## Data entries
◇ ◇ ◇ ◇

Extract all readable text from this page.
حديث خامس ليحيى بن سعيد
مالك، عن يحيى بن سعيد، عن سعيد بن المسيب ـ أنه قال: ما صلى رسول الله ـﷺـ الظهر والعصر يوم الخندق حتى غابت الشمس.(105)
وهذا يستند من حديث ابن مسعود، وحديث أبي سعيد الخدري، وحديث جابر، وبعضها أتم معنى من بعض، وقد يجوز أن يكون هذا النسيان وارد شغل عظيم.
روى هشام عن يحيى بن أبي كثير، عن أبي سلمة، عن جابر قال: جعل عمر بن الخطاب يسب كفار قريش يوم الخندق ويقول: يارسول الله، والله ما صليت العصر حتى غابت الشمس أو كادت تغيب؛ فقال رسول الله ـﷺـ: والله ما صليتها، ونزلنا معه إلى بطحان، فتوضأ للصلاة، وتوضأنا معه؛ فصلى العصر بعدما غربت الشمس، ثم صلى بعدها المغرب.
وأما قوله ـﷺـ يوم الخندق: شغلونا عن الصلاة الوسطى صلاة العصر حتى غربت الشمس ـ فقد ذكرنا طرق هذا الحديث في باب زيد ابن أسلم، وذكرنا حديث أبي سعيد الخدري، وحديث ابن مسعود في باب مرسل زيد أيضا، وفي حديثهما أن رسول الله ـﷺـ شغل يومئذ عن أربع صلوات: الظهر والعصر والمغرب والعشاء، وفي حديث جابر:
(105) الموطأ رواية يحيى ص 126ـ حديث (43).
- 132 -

◇ ◇ ◇ ◇

## WHAT IS NEEDED
Write out the entries in full, exactly as given.

## EXPECTED ANSWER
Extract all readable text from this page.
حديث خامس ليحيى بن سعيد
مالك، عن يحيى بن سعيد، عن سعيد بن المسيب ـ أنه قال: ما صلى رسول الله ـﷺـ الظهر والعصر يوم الخندق حتى غابت الشمس.(105)
وهذا يستند من حديث ابن مسعود، وحديث أبي سعيد الخدري، وحديث جابر، وبعضها أتم معنى من بعض، وقد يجوز أن يكون هذا النسيان وارد شغل عظيم.
روى هشام عن يحيى بن أبي كثير، عن أبي سلمة، عن جابر قال: جعل عمر بن الخطاب يسب كفار قريش يوم الخندق ويقول: يارسول الله، والله ما صليت العصر حتى غابت الشمس أو كادت تغيب؛ فقال رسول الله ـﷺـ: والله ما صليتها، ونزلنا معه إلى بطحان، فتوضأ للصلاة، وتوضأنا معه؛ فصلى العصر بعدما غربت الشمس، ثم صلى بعدها المغرب.
وأما قوله ـﷺـ يوم الخندق: شغلونا عن الصلاة الوسطى صلاة العصر حتى غربت الشمس ـ فقد ذكرنا طرق هذا الحديث في باب زيد ابن أسلم، وذكرنا حديث أبي سعيد الخدري، وحديث ابن مسعود في باب مرسل زيد أيضا، وفي حديثهما أن رسول الله ـﷺـ شغل يومئذ عن أربع صلوات: الظهر والعصر والمغرب والعشاء، وفي حديث جابر:
(105) الموطأ رواية يحيى ص 126ـ حديث (43).
- 132 -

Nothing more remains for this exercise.